▶ [TASK TO COMPLETE]
Verbatim output of all the material below is required.

▶ [PROVIDED RECORDS]

>> START

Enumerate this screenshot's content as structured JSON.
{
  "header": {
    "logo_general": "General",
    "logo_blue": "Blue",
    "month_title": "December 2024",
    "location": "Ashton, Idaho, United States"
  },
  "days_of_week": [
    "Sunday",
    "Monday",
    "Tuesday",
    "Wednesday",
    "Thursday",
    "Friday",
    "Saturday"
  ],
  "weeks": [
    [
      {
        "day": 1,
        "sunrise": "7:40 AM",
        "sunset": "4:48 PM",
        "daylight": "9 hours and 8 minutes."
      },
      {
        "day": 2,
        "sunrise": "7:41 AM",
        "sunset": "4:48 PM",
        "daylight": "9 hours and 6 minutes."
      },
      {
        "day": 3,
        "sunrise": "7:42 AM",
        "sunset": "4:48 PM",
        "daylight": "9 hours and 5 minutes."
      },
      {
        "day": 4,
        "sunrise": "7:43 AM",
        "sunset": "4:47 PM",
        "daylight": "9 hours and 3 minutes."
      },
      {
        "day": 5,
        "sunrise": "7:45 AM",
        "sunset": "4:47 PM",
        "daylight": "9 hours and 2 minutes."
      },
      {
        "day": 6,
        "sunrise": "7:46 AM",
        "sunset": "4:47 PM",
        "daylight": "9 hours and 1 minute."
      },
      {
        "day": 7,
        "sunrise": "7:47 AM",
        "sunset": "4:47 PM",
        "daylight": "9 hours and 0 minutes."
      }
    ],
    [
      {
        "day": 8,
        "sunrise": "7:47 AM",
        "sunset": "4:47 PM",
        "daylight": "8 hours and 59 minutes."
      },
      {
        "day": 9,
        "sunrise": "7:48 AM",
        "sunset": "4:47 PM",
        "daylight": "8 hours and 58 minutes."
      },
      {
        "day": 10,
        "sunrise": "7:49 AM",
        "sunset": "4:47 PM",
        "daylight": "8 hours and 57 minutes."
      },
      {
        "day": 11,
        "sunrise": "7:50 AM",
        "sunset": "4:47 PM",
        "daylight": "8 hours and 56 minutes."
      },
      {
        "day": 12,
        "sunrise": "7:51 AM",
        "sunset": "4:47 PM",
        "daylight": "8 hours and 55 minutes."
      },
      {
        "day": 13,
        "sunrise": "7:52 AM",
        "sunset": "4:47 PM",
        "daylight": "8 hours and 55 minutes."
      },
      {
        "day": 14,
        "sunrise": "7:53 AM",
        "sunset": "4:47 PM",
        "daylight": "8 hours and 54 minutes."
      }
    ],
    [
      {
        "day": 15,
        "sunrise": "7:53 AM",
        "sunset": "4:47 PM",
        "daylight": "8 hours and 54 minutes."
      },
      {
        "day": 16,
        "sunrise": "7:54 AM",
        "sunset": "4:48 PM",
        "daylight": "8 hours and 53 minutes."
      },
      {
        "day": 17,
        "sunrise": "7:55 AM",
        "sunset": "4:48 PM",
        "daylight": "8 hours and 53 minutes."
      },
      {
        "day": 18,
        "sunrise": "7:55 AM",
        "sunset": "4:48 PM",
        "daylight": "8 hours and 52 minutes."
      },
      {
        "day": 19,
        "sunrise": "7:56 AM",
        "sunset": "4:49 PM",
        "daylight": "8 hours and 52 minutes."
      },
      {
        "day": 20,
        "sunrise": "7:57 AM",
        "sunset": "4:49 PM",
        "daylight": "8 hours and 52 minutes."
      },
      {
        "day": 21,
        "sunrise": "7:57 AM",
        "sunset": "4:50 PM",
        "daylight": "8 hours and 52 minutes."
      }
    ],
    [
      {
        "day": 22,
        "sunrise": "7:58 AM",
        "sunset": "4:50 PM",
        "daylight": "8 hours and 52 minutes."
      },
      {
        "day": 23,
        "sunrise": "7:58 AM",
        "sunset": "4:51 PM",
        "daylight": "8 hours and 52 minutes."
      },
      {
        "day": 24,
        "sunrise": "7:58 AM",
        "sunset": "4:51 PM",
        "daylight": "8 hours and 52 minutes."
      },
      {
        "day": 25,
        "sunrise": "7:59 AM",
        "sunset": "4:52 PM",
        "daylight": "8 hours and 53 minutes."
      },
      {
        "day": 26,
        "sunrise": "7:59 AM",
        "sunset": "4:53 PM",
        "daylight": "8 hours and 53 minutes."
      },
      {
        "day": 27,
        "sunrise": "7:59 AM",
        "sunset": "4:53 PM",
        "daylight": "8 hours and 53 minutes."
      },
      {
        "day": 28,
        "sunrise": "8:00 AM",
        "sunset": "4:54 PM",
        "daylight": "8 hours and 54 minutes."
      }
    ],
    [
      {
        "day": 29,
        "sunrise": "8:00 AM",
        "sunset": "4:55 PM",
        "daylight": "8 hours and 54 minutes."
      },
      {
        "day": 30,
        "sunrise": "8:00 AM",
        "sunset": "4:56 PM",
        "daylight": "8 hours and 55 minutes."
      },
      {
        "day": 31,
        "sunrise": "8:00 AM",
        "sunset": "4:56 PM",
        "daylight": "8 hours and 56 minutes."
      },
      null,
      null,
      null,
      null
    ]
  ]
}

>> END

▶ [FINAL RESULT]
Enumerate this screenshot's content as structured JSON.
{
  "header": {
    "logo_general": "General",
    "logo_blue": "Blue",
    "month_title": "December 2024",
    "location": "Ashton, Idaho, United States"
  },
  "days_of_week": [
    "Sunday",
    "Monday",
    "Tuesday",
    "Wednesday",
    "Thursday",
    "Friday",
    "Saturday"
  ],
  "weeks": [
    [
      {
        "day": 1,
        "sunrise": "7:40 AM",
        "sunset": "4:48 PM",
        "daylight": "9 hours and 8 minutes."
      },
      {
        "day": 2,
        "sunrise": "7:41 AM",
        "sunset": "4:48 PM",
        "daylight": "9 hours and 6 minutes."
      },
      {
        "day": 3,
        "sunrise": "7:42 AM",
        "sunset": "4:48 PM",
        "daylight": "9 hours and 5 minutes."
      },
      {
        "day": 4,
        "sunrise": "7:43 AM",
        "sunset": "4:47 PM",
        "daylight": "9 hours and 3 minutes."
      },
      {
        "day": 5,
        "sunrise": "7:45 AM",
        "sunset": "4:47 PM",
        "daylight": "9 hours and 2 minutes."
      },
      {
        "day": 6,
        "sunrise": "7:46 AM",
        "sunset": "4:47 PM",
        "daylight": "9 hours and 1 minute."
      },
      {
        "day": 7,
        "sunrise": "7:47 AM",
        "sunset": "4:47 PM",
        "daylight": "9 hours and 0 minutes."
      }
    ],
    [
      {
        "day": 8,
        "sunrise": "7:47 AM",
        "sunset": "4:47 PM",
        "daylight": "8 hours and 59 minutes."
      },
      {
        "day": 9,
        "sunrise": "7:48 AM",
        "sunset": "4:47 PM",
        "daylight": "8 hours and 58 minutes."
      },
      {
        "day": 10,
        "sunrise": "7:49 AM",
        "sunset": "4:47 PM",
        "daylight": "8 hours and 57 minutes."
      },
      {
        "day": 11,
        "sunrise": "7:50 AM",
        "sunset": "4:47 PM",
        "daylight": "8 hours and 56 minutes."
      },
      {
        "day": 12,
        "sunrise": "7:51 AM",
        "sunset": "4:47 PM",
        "daylight": "8 hours and 55 minutes."
      },
      {
        "day": 13,
        "sunrise": "7:52 AM",
        "sunset": "4:47 PM",
        "daylight": "8 hours and 55 minutes."
      },
      {
        "day": 14,
        "sunrise": "7:53 AM",
        "sunset": "4:47 PM",
        "daylight": "8 hours and 54 minutes."
      }
    ],
    [
      {
        "day": 15,
        "sunrise": "7:53 AM",
        "sunset": "4:47 PM",
        "daylight": "8 hours and 54 minutes."
      },
      {
        "day": 16,
        "sunrise": "7:54 AM",
        "sunset": "4:48 PM",
        "daylight": "8 hours and 53 minutes."
      },
      {
        "day": 17,
        "sunrise": "7:55 AM",
        "sunset": "4:48 PM",
        "daylight": "8 hours and 53 minutes."
      },
      {
        "day": 18,
        "sunrise": "7:55 AM",
        "sunset": "4:48 PM",
        "daylight": "8 hours and 52 minutes."
      },
      {
        "day": 19,
        "sunrise": "7:56 AM",
        "sunset": "4:49 PM",
        "daylight": "8 hours and 52 minutes."
      },
      {
        "day": 20,
        "sunrise": "7:57 AM",
        "sunset": "4:49 PM",
        "daylight": "8 hours and 52 minutes."
      },
      {
        "day": 21,
        "sunrise": "7:57 AM",
        "sunset": "4:50 PM",
        "daylight": "8 hours and 52 minutes."
      }
    ],
    [
      {
        "day": 22,
        "sunrise": "7:58 AM",
        "sunset": "4:50 PM",
        "daylight": "8 hours and 52 minutes."
      },
      {
        "day": 23,
        "sunrise": "7:58 AM",
        "sunset": "4:51 PM",
        "daylight": "8 hours and 52 minutes."
      },
      {
        "day": 24,
        "sunrise": "7:58 AM",
        "sunset": "4:51 PM",
        "daylight": "8 hours and 52 minutes."
      },
      {
        "day": 25,
        "sunrise": "7:59 AM",
        "sunset": "4:52 PM",
        "daylight": "8 hours and 53 minutes."
      },
      {
        "day": 26,
        "sunrise": "7:59 AM",
        "sunset": "4:53 PM",
        "daylight": "8 hours and 53 minutes."
      },
      {
        "day": 27,
        "sunrise": "7:59 AM",
        "sunset": "4:53 PM",
        "daylight": "8 hours and 53 minutes."
      },
      {
        "day": 28,
        "sunrise": "8:00 AM",
        "sunset": "4:54 PM",
        "daylight": "8 hours and 54 minutes."
      }
    ],
    [
      {
        "day": 29,
        "sunrise": "8:00 AM",
        "sunset": "4:55 PM",
        "daylight": "8 hours and 54 minutes."
      },
      {
        "day": 30,
        "sunrise": "8:00 AM",
        "sunset": "4:56 PM",
        "daylight": "8 hours and 55 minutes."
      },
      {
        "day": 31,
        "sunrise": "8:00 AM",
        "sunset": "4:56 PM",
        "daylight": "8 hours and 56 minutes."
      },
      null,
      null,
      null,
      null
    ]
  ]
}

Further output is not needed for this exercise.